◆ Stored rows:
____________
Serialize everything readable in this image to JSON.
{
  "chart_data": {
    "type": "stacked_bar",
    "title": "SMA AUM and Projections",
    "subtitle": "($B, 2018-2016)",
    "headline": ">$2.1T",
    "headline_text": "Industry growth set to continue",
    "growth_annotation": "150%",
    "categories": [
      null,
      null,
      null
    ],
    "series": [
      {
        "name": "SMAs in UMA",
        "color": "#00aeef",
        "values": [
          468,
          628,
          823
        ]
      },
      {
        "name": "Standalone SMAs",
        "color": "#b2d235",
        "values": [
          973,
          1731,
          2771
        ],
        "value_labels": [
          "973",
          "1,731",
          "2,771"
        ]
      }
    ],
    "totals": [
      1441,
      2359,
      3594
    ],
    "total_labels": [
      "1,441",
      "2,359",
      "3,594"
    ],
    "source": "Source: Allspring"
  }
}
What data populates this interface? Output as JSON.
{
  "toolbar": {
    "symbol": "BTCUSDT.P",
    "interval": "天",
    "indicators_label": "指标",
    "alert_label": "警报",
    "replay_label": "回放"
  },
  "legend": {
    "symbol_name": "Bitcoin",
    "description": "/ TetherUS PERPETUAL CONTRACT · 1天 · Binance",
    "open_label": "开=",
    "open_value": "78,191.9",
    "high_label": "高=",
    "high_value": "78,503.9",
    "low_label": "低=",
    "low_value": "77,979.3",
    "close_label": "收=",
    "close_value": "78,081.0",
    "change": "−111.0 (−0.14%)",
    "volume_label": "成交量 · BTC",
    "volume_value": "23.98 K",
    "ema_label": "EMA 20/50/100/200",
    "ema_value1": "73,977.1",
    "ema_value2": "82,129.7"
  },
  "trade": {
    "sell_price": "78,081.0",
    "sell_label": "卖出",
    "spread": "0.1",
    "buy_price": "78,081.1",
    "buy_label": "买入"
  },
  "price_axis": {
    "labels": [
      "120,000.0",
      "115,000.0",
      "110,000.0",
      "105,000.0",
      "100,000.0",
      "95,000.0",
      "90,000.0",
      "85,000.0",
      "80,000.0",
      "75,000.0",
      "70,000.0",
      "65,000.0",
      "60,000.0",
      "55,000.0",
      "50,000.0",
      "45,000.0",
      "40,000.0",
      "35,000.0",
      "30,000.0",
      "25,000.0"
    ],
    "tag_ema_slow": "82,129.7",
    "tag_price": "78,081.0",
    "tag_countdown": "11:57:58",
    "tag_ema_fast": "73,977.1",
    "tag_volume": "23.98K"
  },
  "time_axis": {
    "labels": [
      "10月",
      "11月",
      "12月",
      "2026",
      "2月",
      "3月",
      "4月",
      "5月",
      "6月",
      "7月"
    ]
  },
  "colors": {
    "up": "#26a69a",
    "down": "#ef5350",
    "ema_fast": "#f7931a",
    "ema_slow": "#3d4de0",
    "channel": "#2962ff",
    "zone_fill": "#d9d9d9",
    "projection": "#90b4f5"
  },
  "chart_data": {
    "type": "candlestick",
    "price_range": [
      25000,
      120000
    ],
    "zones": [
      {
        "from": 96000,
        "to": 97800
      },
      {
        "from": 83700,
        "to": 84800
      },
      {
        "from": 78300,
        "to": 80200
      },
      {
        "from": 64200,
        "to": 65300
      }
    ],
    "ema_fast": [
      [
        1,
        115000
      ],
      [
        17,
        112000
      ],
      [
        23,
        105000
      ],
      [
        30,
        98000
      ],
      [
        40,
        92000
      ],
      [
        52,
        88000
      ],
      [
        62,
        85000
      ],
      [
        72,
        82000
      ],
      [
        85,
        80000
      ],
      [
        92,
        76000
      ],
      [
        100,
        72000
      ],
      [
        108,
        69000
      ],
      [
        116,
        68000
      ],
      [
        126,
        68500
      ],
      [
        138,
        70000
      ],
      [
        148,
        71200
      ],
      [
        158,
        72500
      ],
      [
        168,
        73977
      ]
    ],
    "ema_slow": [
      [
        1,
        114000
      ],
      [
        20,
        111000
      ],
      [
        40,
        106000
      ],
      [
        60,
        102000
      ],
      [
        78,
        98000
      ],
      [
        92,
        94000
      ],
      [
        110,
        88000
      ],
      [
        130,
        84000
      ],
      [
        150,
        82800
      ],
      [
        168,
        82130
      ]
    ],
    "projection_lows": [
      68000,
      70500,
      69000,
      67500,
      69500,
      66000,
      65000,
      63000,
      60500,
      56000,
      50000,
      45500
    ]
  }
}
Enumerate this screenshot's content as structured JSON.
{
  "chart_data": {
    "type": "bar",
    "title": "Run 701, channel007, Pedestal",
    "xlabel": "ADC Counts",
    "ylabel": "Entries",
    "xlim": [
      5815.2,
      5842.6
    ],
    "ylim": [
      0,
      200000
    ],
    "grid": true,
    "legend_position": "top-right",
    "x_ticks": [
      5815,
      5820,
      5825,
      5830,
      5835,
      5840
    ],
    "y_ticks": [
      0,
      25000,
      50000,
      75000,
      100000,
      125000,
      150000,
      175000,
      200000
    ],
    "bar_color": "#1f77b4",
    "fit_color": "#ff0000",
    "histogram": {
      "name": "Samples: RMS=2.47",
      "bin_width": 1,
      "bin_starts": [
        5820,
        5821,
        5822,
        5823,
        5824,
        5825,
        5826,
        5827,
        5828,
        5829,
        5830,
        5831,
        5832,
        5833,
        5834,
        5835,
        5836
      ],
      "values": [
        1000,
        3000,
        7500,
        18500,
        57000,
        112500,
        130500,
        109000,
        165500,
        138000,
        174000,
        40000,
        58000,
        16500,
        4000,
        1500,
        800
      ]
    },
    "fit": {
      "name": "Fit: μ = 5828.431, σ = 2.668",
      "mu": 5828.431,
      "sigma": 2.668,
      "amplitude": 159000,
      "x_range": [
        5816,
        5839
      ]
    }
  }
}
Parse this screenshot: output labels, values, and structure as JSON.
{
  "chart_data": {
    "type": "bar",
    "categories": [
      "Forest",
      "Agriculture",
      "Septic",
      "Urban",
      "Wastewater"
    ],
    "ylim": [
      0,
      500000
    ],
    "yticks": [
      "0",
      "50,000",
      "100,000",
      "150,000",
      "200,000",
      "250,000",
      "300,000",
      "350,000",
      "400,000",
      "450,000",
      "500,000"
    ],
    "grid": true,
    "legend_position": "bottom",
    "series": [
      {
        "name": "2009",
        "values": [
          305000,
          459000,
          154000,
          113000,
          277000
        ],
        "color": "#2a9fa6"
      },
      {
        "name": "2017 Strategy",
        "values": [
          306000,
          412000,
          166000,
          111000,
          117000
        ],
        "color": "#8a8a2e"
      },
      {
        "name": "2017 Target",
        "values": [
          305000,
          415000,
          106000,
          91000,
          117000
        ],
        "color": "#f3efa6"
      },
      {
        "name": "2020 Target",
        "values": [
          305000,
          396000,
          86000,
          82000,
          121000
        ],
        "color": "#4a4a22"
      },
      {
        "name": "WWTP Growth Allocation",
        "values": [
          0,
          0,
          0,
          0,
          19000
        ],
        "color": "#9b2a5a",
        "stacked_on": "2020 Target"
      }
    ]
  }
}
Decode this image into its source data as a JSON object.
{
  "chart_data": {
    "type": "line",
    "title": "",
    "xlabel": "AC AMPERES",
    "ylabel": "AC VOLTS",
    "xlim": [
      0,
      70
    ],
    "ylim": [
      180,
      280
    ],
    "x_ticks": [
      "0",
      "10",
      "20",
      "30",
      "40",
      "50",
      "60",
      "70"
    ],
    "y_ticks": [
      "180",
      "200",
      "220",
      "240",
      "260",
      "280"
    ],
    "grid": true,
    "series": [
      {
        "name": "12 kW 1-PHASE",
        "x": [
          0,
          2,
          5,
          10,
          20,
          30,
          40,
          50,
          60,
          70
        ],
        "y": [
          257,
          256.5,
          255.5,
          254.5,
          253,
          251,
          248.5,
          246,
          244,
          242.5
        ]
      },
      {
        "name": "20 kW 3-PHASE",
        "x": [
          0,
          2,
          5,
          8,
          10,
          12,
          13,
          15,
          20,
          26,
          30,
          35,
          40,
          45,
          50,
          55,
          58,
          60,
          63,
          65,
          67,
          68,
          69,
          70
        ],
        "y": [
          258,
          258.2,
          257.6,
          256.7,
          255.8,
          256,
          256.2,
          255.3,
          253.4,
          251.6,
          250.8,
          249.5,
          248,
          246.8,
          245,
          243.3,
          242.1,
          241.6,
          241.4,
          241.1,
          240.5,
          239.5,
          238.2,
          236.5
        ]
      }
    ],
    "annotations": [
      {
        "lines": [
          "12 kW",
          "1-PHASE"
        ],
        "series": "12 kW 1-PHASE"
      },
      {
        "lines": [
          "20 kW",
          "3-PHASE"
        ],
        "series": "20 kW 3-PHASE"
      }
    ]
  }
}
____________
Check each line above for the string "this", then copy the ones that have it.

Serialize everything readable in this image to JSON.
What data populates this interface? Output as JSON.
Enumerate this screenshot's content as structured JSON.
Parse this screenshot: output labels, values, and structure as JSON.
Decode this image into its source data as a JSON object.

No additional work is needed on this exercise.